■ **Records to use**
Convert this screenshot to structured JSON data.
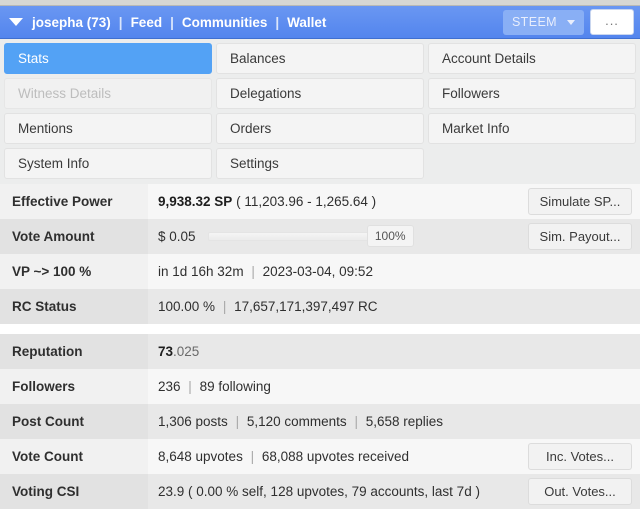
{
  "header": {
    "caret_icon": "caret-down-icon",
    "links": [
      "josepha (73)",
      "Feed",
      "Communities",
      "Wallet"
    ],
    "separator": "|",
    "currency_selector": {
      "label": "STEEM",
      "caret_icon": "caret-down-icon"
    },
    "more_button": "..."
  },
  "tabs": [
    {
      "label": "Stats",
      "state": "active"
    },
    {
      "label": "Balances",
      "state": "normal"
    },
    {
      "label": "Account Details",
      "state": "normal"
    },
    {
      "label": "Witness Details",
      "state": "disabled"
    },
    {
      "label": "Delegations",
      "state": "normal"
    },
    {
      "label": "Followers",
      "state": "normal"
    },
    {
      "label": "Mentions",
      "state": "normal"
    },
    {
      "label": "Orders",
      "state": "normal"
    },
    {
      "label": "Market Info",
      "state": "normal"
    },
    {
      "label": "System Info",
      "state": "normal"
    },
    {
      "label": "Settings",
      "state": "normal"
    },
    {
      "label": "",
      "state": "empty"
    }
  ],
  "stats": {
    "effective_power": {
      "label": "Effective Power",
      "value_strong": "9,938.32 SP",
      "value_rest": "( 11,203.96 - 1,265.64 )",
      "action": "Simulate SP..."
    },
    "vote_amount": {
      "label": "Vote Amount",
      "value": "$ 0.05",
      "slider_percent": "100%",
      "action": "Sim. Payout..."
    },
    "vp": {
      "label": "VP ~> 100 %",
      "time_remaining": "in 1d 16h 32m",
      "timestamp": "2023-03-04, 09:52"
    },
    "rc_status": {
      "label": "RC Status",
      "percent": "100.00 %",
      "amount": "17,657,171,397,497 RC"
    },
    "reputation": {
      "label": "Reputation",
      "value_strong": "73",
      "value_rest": ".025"
    },
    "followers": {
      "label": "Followers",
      "count": "236",
      "following": "89 following"
    },
    "post_count": {
      "label": "Post Count",
      "posts": "1,306 posts",
      "comments": "5,120 comments",
      "replies": "5,658 replies"
    },
    "vote_count": {
      "label": "Vote Count",
      "given": "8,648 upvotes",
      "received": "68,088 upvotes received",
      "action": "Inc. Votes..."
    },
    "voting_csi": {
      "label": "Voting CSI",
      "value": "23.9 ( 0.00 % self, 128 upvotes, 79 accounts, last 7d )",
      "action": "Out. Votes..."
    }
  },
  "colors": {
    "header_blue": "#5b8ef0",
    "active_tab_blue": "#53a2f5",
    "row_light": "#f7f7f7",
    "row_dark": "#e8e8e8"
  }
}
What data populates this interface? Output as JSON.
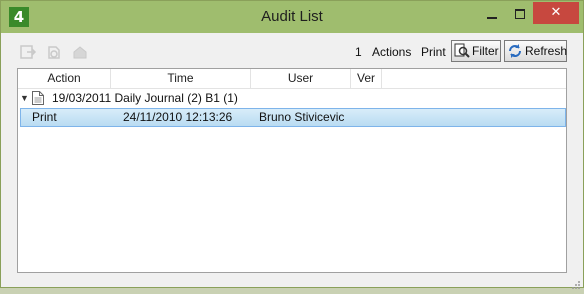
{
  "window": {
    "title": "Audit List",
    "app_icon_text": "4",
    "close_glyph": "✕"
  },
  "toolbar": {
    "count": "1",
    "actions_label": "Actions",
    "print_label": "Print",
    "filter_label": "Filter",
    "refresh_label": "Refresh"
  },
  "list": {
    "columns": [
      "Action",
      "Time",
      "User",
      "Ver"
    ],
    "groups": [
      {
        "label": "19/03/2011 Daily Journal (2) B1 (1)",
        "rows": [
          {
            "action": "Print",
            "time": "24/11/2010 12:13:26",
            "user": "Bruno Stivicevic",
            "ver": ""
          }
        ]
      }
    ]
  },
  "colors": {
    "titlebar": "#9fbd6e",
    "close": "#c7483f",
    "selection": "#b9dcf2"
  }
}
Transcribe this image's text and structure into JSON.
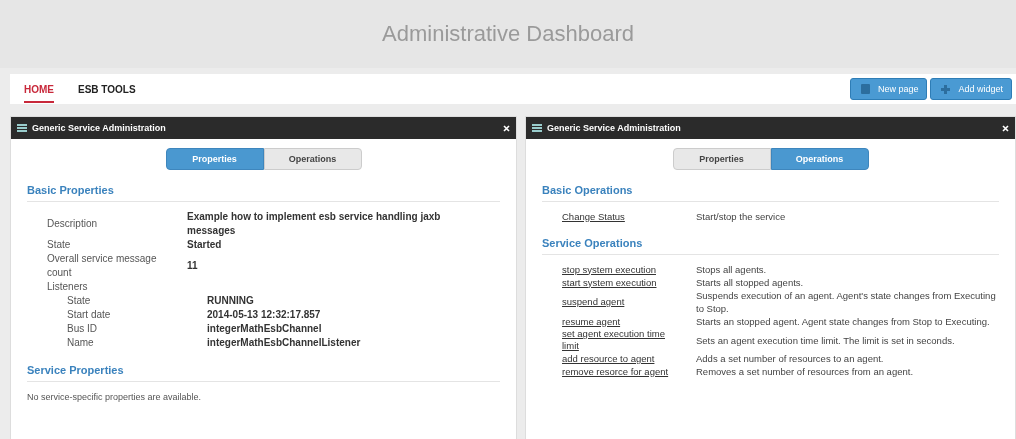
{
  "header": {
    "title": "Administrative Dashboard"
  },
  "nav": {
    "tabs": [
      {
        "label": "HOME",
        "selected": true
      },
      {
        "label": "ESB TOOLS",
        "selected": false
      }
    ],
    "buttons": [
      {
        "label": "New page",
        "kind": "page"
      },
      {
        "label": "Add widget",
        "kind": "add"
      }
    ]
  },
  "panels": [
    {
      "title": "Generic Service Administration",
      "tabs": [
        {
          "label": "Properties",
          "selected": true
        },
        {
          "label": "Operations",
          "selected": false
        }
      ],
      "sections": [
        {
          "heading": "Basic Properties",
          "rows": [
            {
              "label": "Description",
              "value": "Example how to implement esb service handling jaxb messages"
            },
            {
              "label": "State",
              "value": "Started"
            },
            {
              "label": "Overall service message count",
              "value": "11"
            },
            {
              "label": "Listeners",
              "children": [
                {
                  "label": "State",
                  "value": "RUNNING"
                },
                {
                  "label": "Start date",
                  "value": "2014-05-13 12:32:17.857"
                },
                {
                  "label": "Bus ID",
                  "value": "integerMathEsbChannel"
                },
                {
                  "label": "Name",
                  "value": "integerMathEsbChannelListener"
                }
              ]
            }
          ]
        },
        {
          "heading": "Service Properties",
          "note": "No service-specific properties are available."
        }
      ]
    },
    {
      "title": "Generic Service Administration",
      "tabs": [
        {
          "label": "Properties",
          "selected": false
        },
        {
          "label": "Operations",
          "selected": true
        }
      ],
      "sections": [
        {
          "heading": "Basic Operations",
          "ops": [
            {
              "link": "Change Status",
              "text": "Start/stop the service"
            }
          ]
        },
        {
          "heading": "Service Operations",
          "ops": [
            {
              "link": "stop system execution",
              "text": "Stops all agents."
            },
            {
              "link": "start system execution",
              "text": "Starts all stopped agents."
            },
            {
              "link": "suspend agent",
              "text": "Suspends execution of an agent. Agent's state changes from Executing to Stop."
            },
            {
              "link": "resume agent",
              "text": "Starts an stopped agent. Agent state changes from Stop to Executing."
            },
            {
              "link": "set agent execution time limit",
              "text": "Sets an agent execution time limit. The limit is set in seconds."
            },
            {
              "link": "add resource to agent",
              "text": "Adds a set number of resources to an agent."
            },
            {
              "link": "remove resorce for agent",
              "text": "Removes a set number of resources from an agent."
            }
          ]
        }
      ]
    }
  ]
}
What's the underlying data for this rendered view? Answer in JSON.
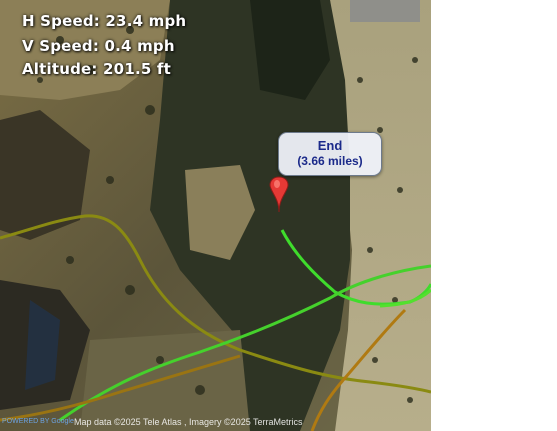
{
  "hud": {
    "h_speed": "H Speed: 23.4 mph",
    "v_speed": "V Speed: 0.4 mph",
    "altitude": "Altitude: 201.5 ft"
  },
  "marker": {
    "title": "End",
    "distance": "(3.66 miles)",
    "color": "#e53935"
  },
  "map": {
    "attribution": "Map data ©2025 Tele Atlas , Imagery ©2025 TerraMetrics",
    "brand": "POWERED BY Google",
    "track_colors": [
      "#b06b10",
      "#8c8a10",
      "#3fdc2c"
    ]
  }
}
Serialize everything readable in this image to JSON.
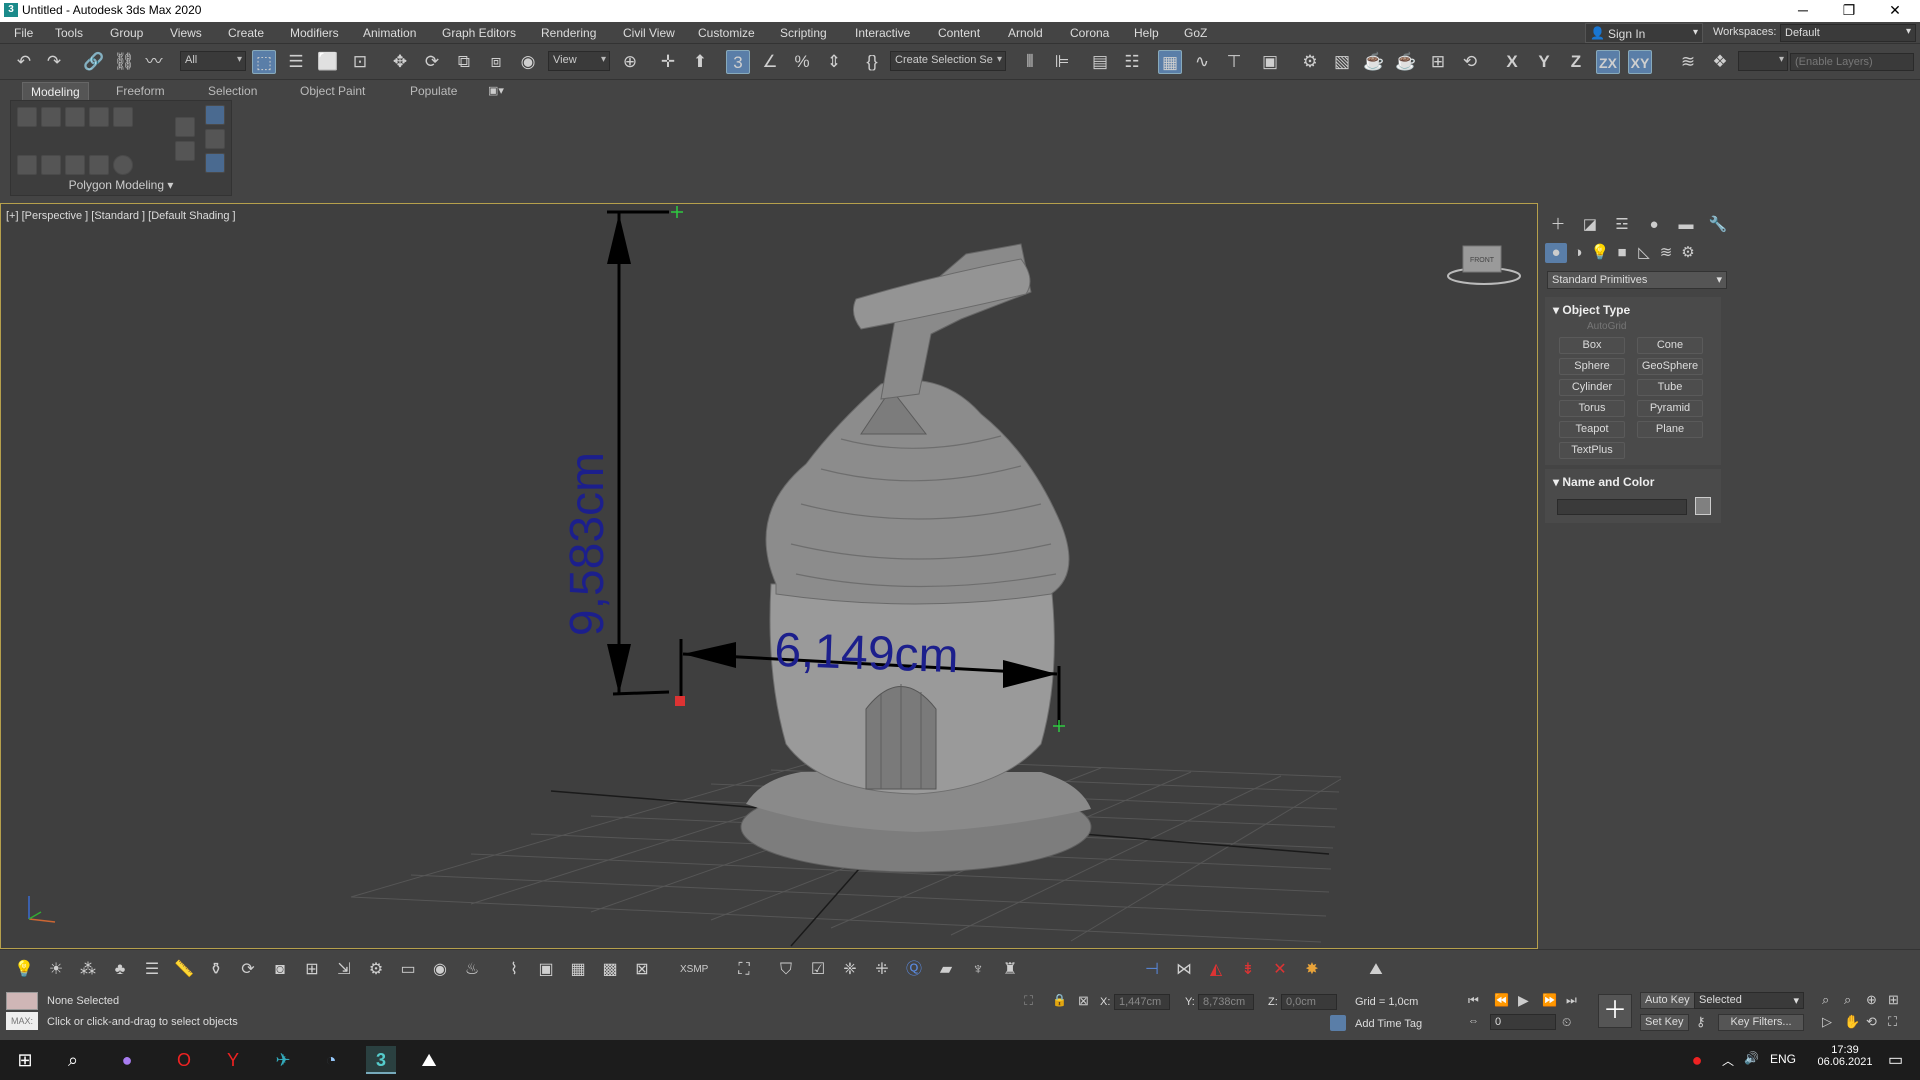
{
  "window": {
    "title": "Untitled - Autodesk 3ds Max 2020",
    "app_icon": "3"
  },
  "menu": [
    "File",
    "Tools",
    "Group",
    "Views",
    "Create",
    "Modifiers",
    "Animation",
    "Graph Editors",
    "Rendering",
    "Civil View",
    "Customize",
    "Scripting",
    "Interactive",
    "Content",
    "Arnold",
    "Corona",
    "Help",
    "GoZ"
  ],
  "account": {
    "sign_in": "Sign In",
    "workspaces_label": "Workspaces:",
    "workspace_value": "Default"
  },
  "toolbar": {
    "filter_value": "All",
    "view_value": "View",
    "selection_set_placeholder": "Create Selection Se",
    "axis_x": "X",
    "axis_y": "Y",
    "axis_z": "Z",
    "axis_zx": "ZX",
    "axis_xy": "XY",
    "layers_placeholder": "(Enable Layers)"
  },
  "ribbon": {
    "tabs": [
      "Modeling",
      "Freeform",
      "Selection",
      "Object Paint",
      "Populate"
    ],
    "active_tab": "Modeling",
    "panel_label": "Polygon Modeling"
  },
  "viewport": {
    "label": "[+] [Perspective ] [Standard ] [Default Shading ]",
    "dim_height": "9,583cm",
    "dim_width": "6,149cm",
    "viewcube_label": "FRONT"
  },
  "command_panel": {
    "category": "Standard Primitives",
    "object_type_header": "Object Type",
    "autogrid": "AutoGrid",
    "buttons": [
      "Box",
      "Cone",
      "Sphere",
      "GeoSphere",
      "Cylinder",
      "Tube",
      "Torus",
      "Pyramid",
      "Teapot",
      "Plane",
      "TextPlus"
    ],
    "name_color_header": "Name and Color",
    "color_swatch": "#808080"
  },
  "status": {
    "maxscript_label": "MAX:",
    "selection": "None Selected",
    "prompt": "Click or click-and-drag to select objects",
    "x_label": "X:",
    "x_value": "1,447cm",
    "y_label": "Y:",
    "y_value": "8,738cm",
    "z_label": "Z:",
    "z_value": "0,0cm",
    "grid": "Grid = 1,0cm",
    "add_time_tag": "Add Time Tag",
    "auto_key": "Auto Key",
    "auto_key_mode": "Selected",
    "set_key": "Set Key",
    "key_filters": "Key Filters...",
    "frame": "0",
    "xsmp": "XSMP"
  },
  "taskbar": {
    "lang": "ENG",
    "time": "17:39",
    "date": "06.06.2021"
  }
}
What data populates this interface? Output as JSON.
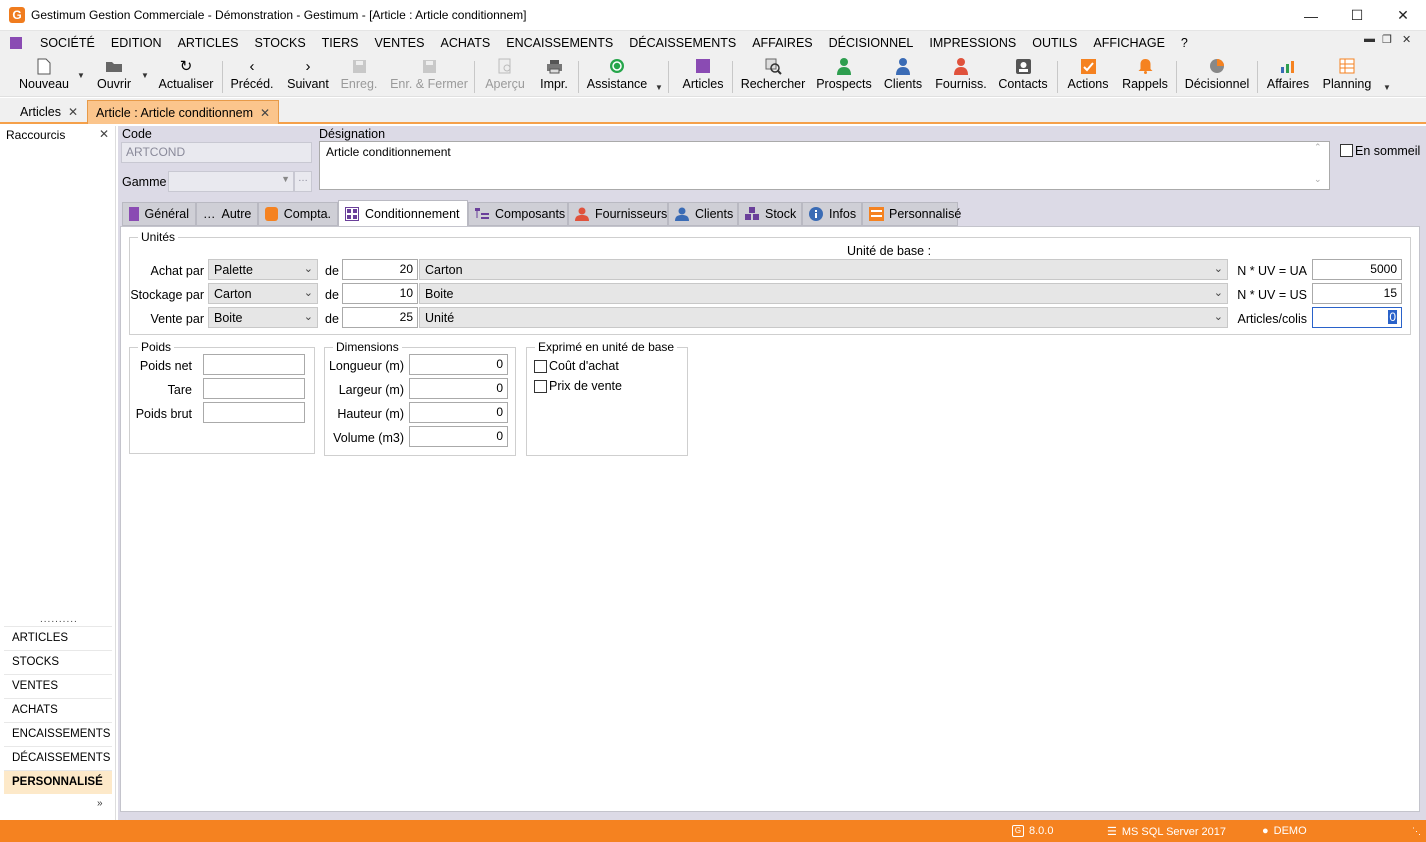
{
  "window": {
    "title": "Gestimum Gestion Commerciale - Démonstration - Gestimum - [Article : Article conditionnem]",
    "app_icon_letter": "G"
  },
  "menu": [
    "SOCIÉTÉ",
    "EDITION",
    "ARTICLES",
    "STOCKS",
    "TIERS",
    "VENTES",
    "ACHATS",
    "ENCAISSEMENTS",
    "DÉCAISSEMENTS",
    "AFFAIRES",
    "DÉCISIONNEL",
    "IMPRESSIONS",
    "OUTILS",
    "AFFICHAGE",
    "?"
  ],
  "toolbar": {
    "nouveau": "Nouveau",
    "ouvrir": "Ouvrir",
    "actualiser": "Actualiser",
    "preced": "Précéd.",
    "suivant": "Suivant",
    "enreg": "Enreg.",
    "enr_fermer": "Enr. & Fermer",
    "apercu": "Aperçu",
    "impr": "Impr.",
    "assistance": "Assistance",
    "articles": "Articles",
    "rechercher": "Rechercher",
    "prospects": "Prospects",
    "clients": "Clients",
    "fourniss": "Fourniss.",
    "contacts": "Contacts",
    "actions": "Actions",
    "rappels": "Rappels",
    "decisionnel": "Décisionnel",
    "affaires": "Affaires",
    "planning": "Planning"
  },
  "doc_tabs": [
    "Articles",
    "Article : Article conditionnem"
  ],
  "sidebar": {
    "header": "Raccourcis",
    "items": [
      "ARTICLES",
      "STOCKS",
      "VENTES",
      "ACHATS",
      "ENCAISSEMENTS",
      "DÉCAISSEMENTS",
      "PERSONNALISÉ"
    ]
  },
  "form": {
    "code_label": "Code",
    "code_value": "ARTCOND",
    "designation_label": "Désignation",
    "designation_value": "Article conditionnement",
    "gamme_label": "Gamme",
    "en_sommeil_label": "En sommeil"
  },
  "form_tabs": [
    "Général",
    "Autre",
    "Compta.",
    "Conditionnement",
    "Composants",
    "Fournisseurs",
    "Clients",
    "Stock",
    "Infos",
    "Personnalisé"
  ],
  "unites": {
    "title": "Unités",
    "unite_base_label": "Unité de base :",
    "de": "de",
    "rows": [
      {
        "label": "Achat par",
        "unit": "Palette",
        "qty": "20",
        "base": "Carton",
        "right_label": "N * UV = UA",
        "right_value": "5000"
      },
      {
        "label": "Stockage par",
        "unit": "Carton",
        "qty": "10",
        "base": "Boite",
        "right_label": "N * UV = US",
        "right_value": "15"
      },
      {
        "label": "Vente par",
        "unit": "Boite",
        "qty": "25",
        "base": "Unité",
        "right_label": "Articles/colis",
        "right_value": "0"
      }
    ]
  },
  "poids": {
    "title": "Poids",
    "labels": [
      "Poids net",
      "Tare",
      "Poids brut"
    ]
  },
  "dimensions": {
    "title": "Dimensions",
    "rows": [
      {
        "label": "Longueur (m)",
        "value": "0"
      },
      {
        "label": "Largeur (m)",
        "value": "0"
      },
      {
        "label": "Hauteur (m)",
        "value": "0"
      },
      {
        "label": "Volume (m3)",
        "value": "0"
      }
    ]
  },
  "exprime": {
    "title": "Exprimé en unité de base",
    "options": [
      "Coût d'achat",
      "Prix de vente"
    ]
  },
  "status": {
    "version": "8.0.0",
    "server": "MS SQL Server 2017",
    "user": "DEMO"
  },
  "colors": {
    "accent": "#f58220",
    "tab_active": "#fbc58c",
    "purple": "#8a4bb3"
  }
}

■ **Task instructions**
Gather each line in the entries above where the string "Executing" is found.

■ **Reply**
              "text": "Suspends execution of an agent. Agent's state changes from Executing to Stop."
              "text": "Starts an stopped agent. Agent state changes from Stop to Executing."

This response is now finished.